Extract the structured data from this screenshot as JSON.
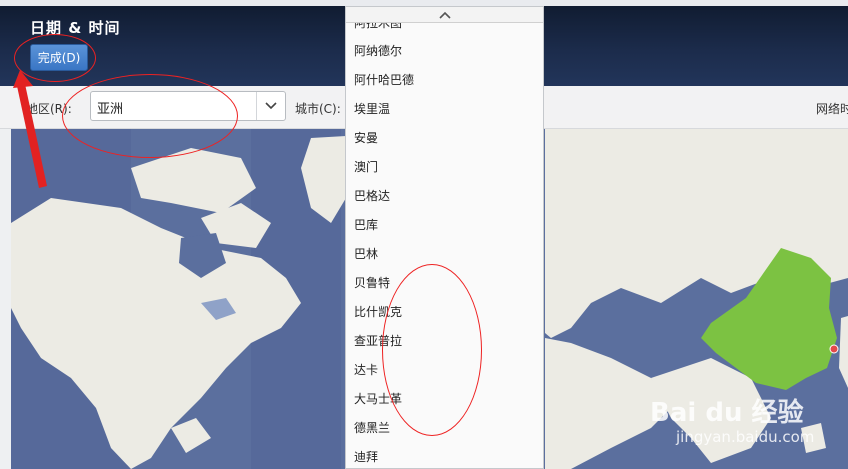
{
  "header": {
    "title": "日期 & 时间",
    "done_label": "完成(D)"
  },
  "toolbar": {
    "region_label": "地区(R):",
    "region_value": "亚洲",
    "city_label": "城市(C):",
    "ntp_label": "网络时"
  },
  "city_dropdown": {
    "partial_top_item": "阿拉木图",
    "items": [
      "阿纳德尔",
      "阿什哈巴德",
      "埃里温",
      "安曼",
      "澳门",
      "巴格达",
      "巴库",
      "巴林",
      "贝鲁特",
      "比什凯克",
      "查亚普拉",
      "达卡",
      "大马士革",
      "德黑兰",
      "迪拜"
    ]
  },
  "watermark": {
    "text": "Bai du 经验",
    "sub": "jingyan.baidu.com"
  },
  "colors": {
    "header_bg": "#1c2c4c",
    "button_bg": "#3a76c5",
    "ocean": "#5b6f9e",
    "land": "#ecebe4",
    "selected_region": "#7cc242",
    "annotation": "#e22222"
  },
  "icons": {
    "region_dropdown": "chevron-down-icon",
    "list_scroll_up": "chevron-up-icon",
    "timezone_marker": "location-pin-icon"
  }
}
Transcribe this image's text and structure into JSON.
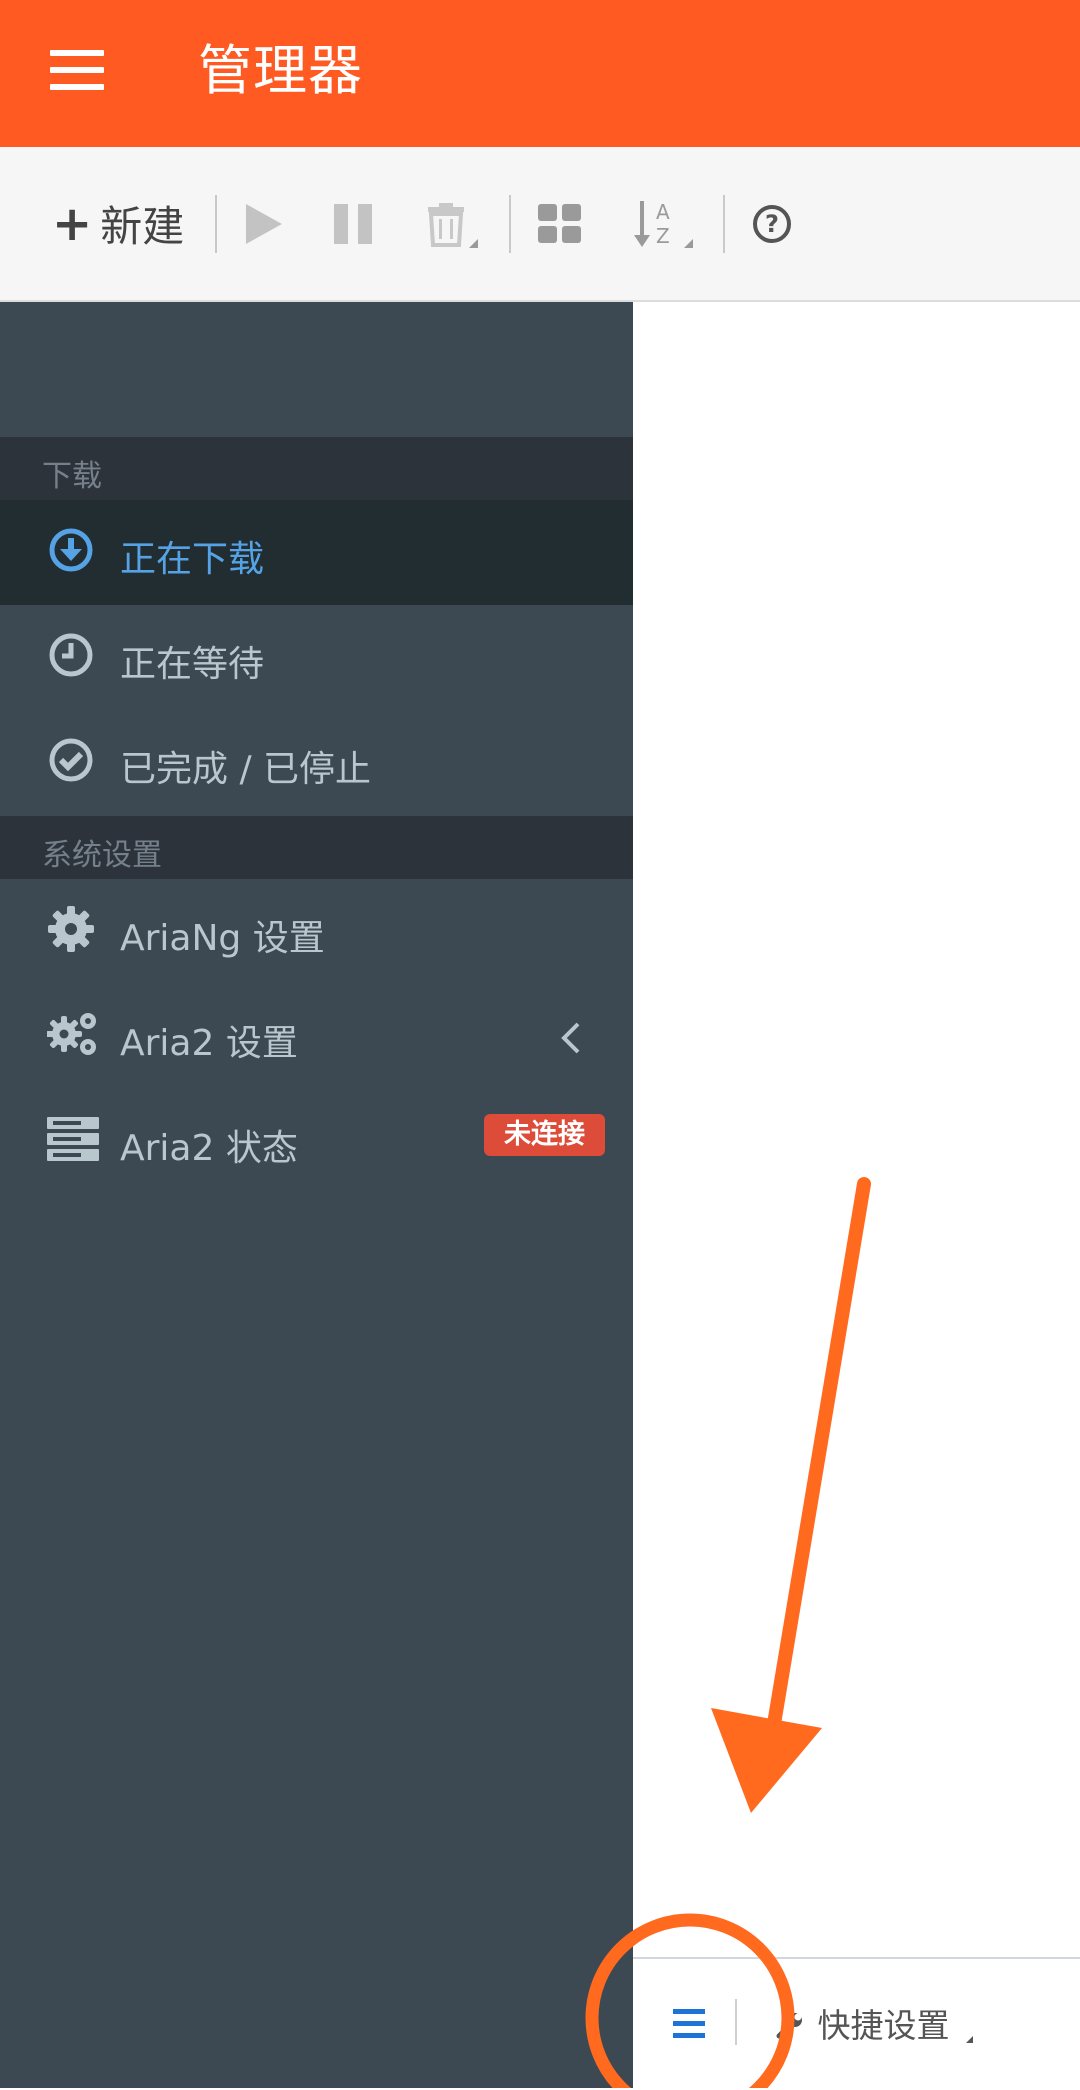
{
  "header": {
    "title": "管理器",
    "menu_icon": "hamburger-menu-icon",
    "background": "#fe5a22"
  },
  "toolbar": {
    "new_label": "新建",
    "buttons": [
      "plus-icon",
      "play-icon",
      "pause-icon",
      "trash-icon",
      "grid-icon",
      "sort-az-icon",
      "help-icon"
    ]
  },
  "sidebar": {
    "section_download": "下载",
    "items": [
      {
        "label": "正在下载",
        "icon": "download-icon",
        "active": true
      },
      {
        "label": "正在等待",
        "icon": "clock-icon"
      },
      {
        "label": "已完成 / 已停止",
        "icon": "check-circle-icon"
      }
    ],
    "section_settings": "系统设置",
    "settings": [
      {
        "label": "AriaNg 设置",
        "icon": "gear-icon"
      },
      {
        "label": "Aria2 设置",
        "icon": "gears-icon"
      },
      {
        "label": "Aria2 状态",
        "icon": "server-icon",
        "badge": "未连接"
      }
    ]
  },
  "footer": {
    "quick_settings": "快捷设置"
  },
  "colors": {
    "accent": "#fe5a22",
    "sidebar_bg": "#3c4852",
    "active_blue": "#55a3e5",
    "badge_red": "#dd4b39",
    "annotation": "#ff6a1f"
  }
}
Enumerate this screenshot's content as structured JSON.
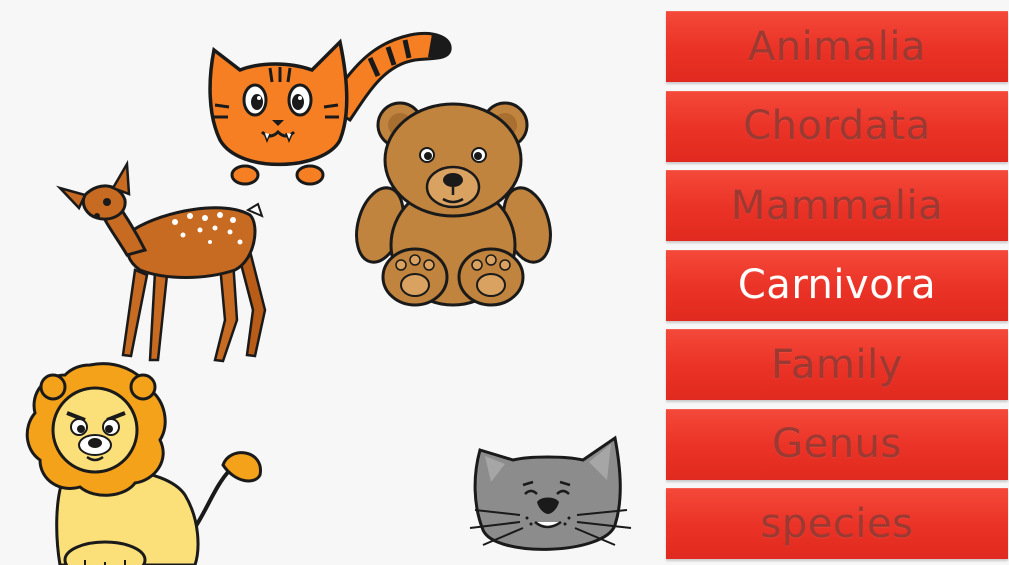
{
  "taxonomy": {
    "ranks": [
      {
        "label": "Animalia",
        "active": false
      },
      {
        "label": "Chordata",
        "active": false
      },
      {
        "label": "Mammalia",
        "active": false
      },
      {
        "label": "Carnivora",
        "active": true
      },
      {
        "label": "Family",
        "active": false
      },
      {
        "label": "Genus",
        "active": false
      },
      {
        "label": "species",
        "active": false
      }
    ]
  },
  "colors": {
    "rank_background": "#ea3226",
    "rank_text_inactive": "#9a3a33",
    "rank_text_active": "#ffffff",
    "tiger_orange": "#f57f22",
    "bear_brown": "#c0843e",
    "deer_brown": "#c76a22",
    "lion_mane": "#f5a21b",
    "lion_body": "#fbe07a",
    "cat_gray": "#8c8c8c"
  },
  "animals": [
    {
      "name": "tiger-cat-icon"
    },
    {
      "name": "teddy-bear-icon"
    },
    {
      "name": "deer-icon"
    },
    {
      "name": "lion-icon"
    },
    {
      "name": "gray-cat-icon"
    }
  ]
}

◆ EXERCISE OBJECTIVE
Write out the records above once more, word for word, with no pictures.

◆ THE OUTPUT
Extract the structured data from this screenshot as JSON.
{
  "header": {
    "title": "日期 & 时间",
    "done_label": "完成(D)"
  },
  "toolbar": {
    "region_label": "地区(R):",
    "region_value": "亚洲",
    "city_label": "城市(C):",
    "ntp_label": "网络时"
  },
  "city_dropdown": {
    "partial_top_item": "阿拉木图",
    "items": [
      "阿纳德尔",
      "阿什哈巴德",
      "埃里温",
      "安曼",
      "澳门",
      "巴格达",
      "巴库",
      "巴林",
      "贝鲁特",
      "比什凯克",
      "查亚普拉",
      "达卡",
      "大马士革",
      "德黑兰",
      "迪拜"
    ]
  },
  "watermark": {
    "text": "Bai du 经验",
    "sub": "jingyan.baidu.com"
  },
  "colors": {
    "header_bg": "#1c2c4c",
    "button_bg": "#3a76c5",
    "ocean": "#5b6f9e",
    "land": "#ecebe4",
    "selected_region": "#7cc242",
    "annotation": "#e22222"
  },
  "icons": {
    "region_dropdown": "chevron-down-icon",
    "list_scroll_up": "chevron-up-icon",
    "timezone_marker": "location-pin-icon"
  }
}
Transcribe this image's text and structure into JSON.
{
  "header": {
    "title": "管理器",
    "menu_icon": "hamburger-menu-icon",
    "background": "#fe5a22"
  },
  "toolbar": {
    "new_label": "新建",
    "buttons": [
      "plus-icon",
      "play-icon",
      "pause-icon",
      "trash-icon",
      "grid-icon",
      "sort-az-icon",
      "help-icon"
    ]
  },
  "sidebar": {
    "section_download": "下载",
    "items": [
      {
        "label": "正在下载",
        "icon": "download-icon",
        "active": true
      },
      {
        "label": "正在等待",
        "icon": "clock-icon"
      },
      {
        "label": "已完成 / 已停止",
        "icon": "check-circle-icon"
      }
    ],
    "section_settings": "系统设置",
    "settings": [
      {
        "label": "AriaNg 设置",
        "icon": "gear-icon"
      },
      {
        "label": "Aria2 设置",
        "icon": "gears-icon"
      },
      {
        "label": "Aria2 状态",
        "icon": "server-icon",
        "badge": "未连接"
      }
    ]
  },
  "footer": {
    "quick_settings": "快捷设置"
  },
  "colors": {
    "accent": "#fe5a22",
    "sidebar_bg": "#3c4852",
    "active_blue": "#55a3e5",
    "badge_red": "#dd4b39",
    "annotation": "#ff6a1f"
  }
}
Enumerate this screenshot's content as structured JSON.
{
  "taxonomy": {
    "ranks": [
      {
        "label": "Animalia",
        "active": false
      },
      {
        "label": "Chordata",
        "active": false
      },
      {
        "label": "Mammalia",
        "active": false
      },
      {
        "label": "Carnivora",
        "active": true
      },
      {
        "label": "Family",
        "active": false
      },
      {
        "label": "Genus",
        "active": false
      },
      {
        "label": "species",
        "active": false
      }
    ]
  },
  "colors": {
    "rank_background": "#ea3226",
    "rank_text_inactive": "#9a3a33",
    "rank_text_active": "#ffffff",
    "tiger_orange": "#f57f22",
    "bear_brown": "#c0843e",
    "deer_brown": "#c76a22",
    "lion_mane": "#f5a21b",
    "lion_body": "#fbe07a",
    "cat_gray": "#8c8c8c"
  },
  "animals": [
    {
      "name": "tiger-cat-icon"
    },
    {
      "name": "teddy-bear-icon"
    },
    {
      "name": "deer-icon"
    },
    {
      "name": "lion-icon"
    },
    {
      "name": "gray-cat-icon"
    }
  ]
}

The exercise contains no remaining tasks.